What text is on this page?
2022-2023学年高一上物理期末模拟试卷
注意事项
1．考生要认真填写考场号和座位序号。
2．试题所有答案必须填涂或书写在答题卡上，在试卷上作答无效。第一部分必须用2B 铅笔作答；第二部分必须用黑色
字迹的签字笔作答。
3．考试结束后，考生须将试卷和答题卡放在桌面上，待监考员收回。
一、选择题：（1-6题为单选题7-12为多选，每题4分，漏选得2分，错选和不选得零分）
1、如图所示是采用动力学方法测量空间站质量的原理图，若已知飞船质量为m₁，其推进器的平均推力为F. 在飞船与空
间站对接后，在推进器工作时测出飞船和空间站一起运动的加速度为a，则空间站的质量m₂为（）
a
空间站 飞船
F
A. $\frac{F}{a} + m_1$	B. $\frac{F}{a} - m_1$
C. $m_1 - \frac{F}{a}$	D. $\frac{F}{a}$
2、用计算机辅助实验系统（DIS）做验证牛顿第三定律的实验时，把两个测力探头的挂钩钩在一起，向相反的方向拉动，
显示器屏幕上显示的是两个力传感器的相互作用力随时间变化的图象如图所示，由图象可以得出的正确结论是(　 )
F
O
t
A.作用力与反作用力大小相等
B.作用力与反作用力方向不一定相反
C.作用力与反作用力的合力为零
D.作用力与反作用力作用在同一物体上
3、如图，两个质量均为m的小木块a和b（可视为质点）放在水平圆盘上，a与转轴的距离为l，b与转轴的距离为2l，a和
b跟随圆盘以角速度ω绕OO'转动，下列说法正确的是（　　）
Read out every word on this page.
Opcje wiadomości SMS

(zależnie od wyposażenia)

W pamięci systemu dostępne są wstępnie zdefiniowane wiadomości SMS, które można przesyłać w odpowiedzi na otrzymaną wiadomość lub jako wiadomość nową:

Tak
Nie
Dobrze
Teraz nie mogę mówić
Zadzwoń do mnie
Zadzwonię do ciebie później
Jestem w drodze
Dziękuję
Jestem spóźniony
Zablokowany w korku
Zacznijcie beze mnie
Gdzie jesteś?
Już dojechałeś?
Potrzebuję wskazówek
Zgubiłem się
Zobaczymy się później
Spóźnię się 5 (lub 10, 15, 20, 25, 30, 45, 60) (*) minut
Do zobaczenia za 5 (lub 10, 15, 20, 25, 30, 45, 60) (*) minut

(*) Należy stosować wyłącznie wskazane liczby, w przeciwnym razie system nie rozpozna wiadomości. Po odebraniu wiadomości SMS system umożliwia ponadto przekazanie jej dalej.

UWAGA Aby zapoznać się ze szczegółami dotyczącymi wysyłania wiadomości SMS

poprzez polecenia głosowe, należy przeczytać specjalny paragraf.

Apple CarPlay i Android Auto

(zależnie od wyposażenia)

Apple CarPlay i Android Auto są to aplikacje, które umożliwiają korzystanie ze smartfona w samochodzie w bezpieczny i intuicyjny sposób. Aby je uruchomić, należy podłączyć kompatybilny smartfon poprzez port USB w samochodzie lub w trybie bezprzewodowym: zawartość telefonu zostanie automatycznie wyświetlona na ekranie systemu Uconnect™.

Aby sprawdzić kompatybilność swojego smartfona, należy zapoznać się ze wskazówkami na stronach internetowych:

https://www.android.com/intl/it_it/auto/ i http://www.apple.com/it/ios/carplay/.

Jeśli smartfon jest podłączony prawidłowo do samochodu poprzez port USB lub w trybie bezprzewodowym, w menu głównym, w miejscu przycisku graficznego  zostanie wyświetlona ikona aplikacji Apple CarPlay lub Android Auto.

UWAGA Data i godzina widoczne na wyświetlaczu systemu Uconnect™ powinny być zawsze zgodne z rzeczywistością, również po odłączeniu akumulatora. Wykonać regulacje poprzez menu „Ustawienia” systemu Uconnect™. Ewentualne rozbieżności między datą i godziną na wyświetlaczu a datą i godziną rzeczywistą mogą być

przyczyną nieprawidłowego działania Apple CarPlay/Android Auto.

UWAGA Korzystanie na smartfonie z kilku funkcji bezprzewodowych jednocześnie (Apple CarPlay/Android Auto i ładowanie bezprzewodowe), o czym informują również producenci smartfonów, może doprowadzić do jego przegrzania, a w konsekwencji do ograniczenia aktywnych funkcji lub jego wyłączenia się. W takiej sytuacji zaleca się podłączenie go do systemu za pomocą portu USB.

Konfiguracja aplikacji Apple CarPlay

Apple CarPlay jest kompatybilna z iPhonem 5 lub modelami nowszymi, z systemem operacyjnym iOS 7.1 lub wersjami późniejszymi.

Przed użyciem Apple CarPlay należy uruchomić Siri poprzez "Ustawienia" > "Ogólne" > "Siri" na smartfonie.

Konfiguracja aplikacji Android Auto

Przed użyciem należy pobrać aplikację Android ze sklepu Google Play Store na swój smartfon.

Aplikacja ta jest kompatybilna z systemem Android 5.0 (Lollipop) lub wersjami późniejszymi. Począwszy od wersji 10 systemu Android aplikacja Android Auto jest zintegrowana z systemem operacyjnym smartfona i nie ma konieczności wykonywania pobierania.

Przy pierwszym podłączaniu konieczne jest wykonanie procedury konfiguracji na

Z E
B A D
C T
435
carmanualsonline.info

● **Stated exercise**: Give the count of lines in the listing above that include "Ustawienia", with no other words.

● **Written solution**: 2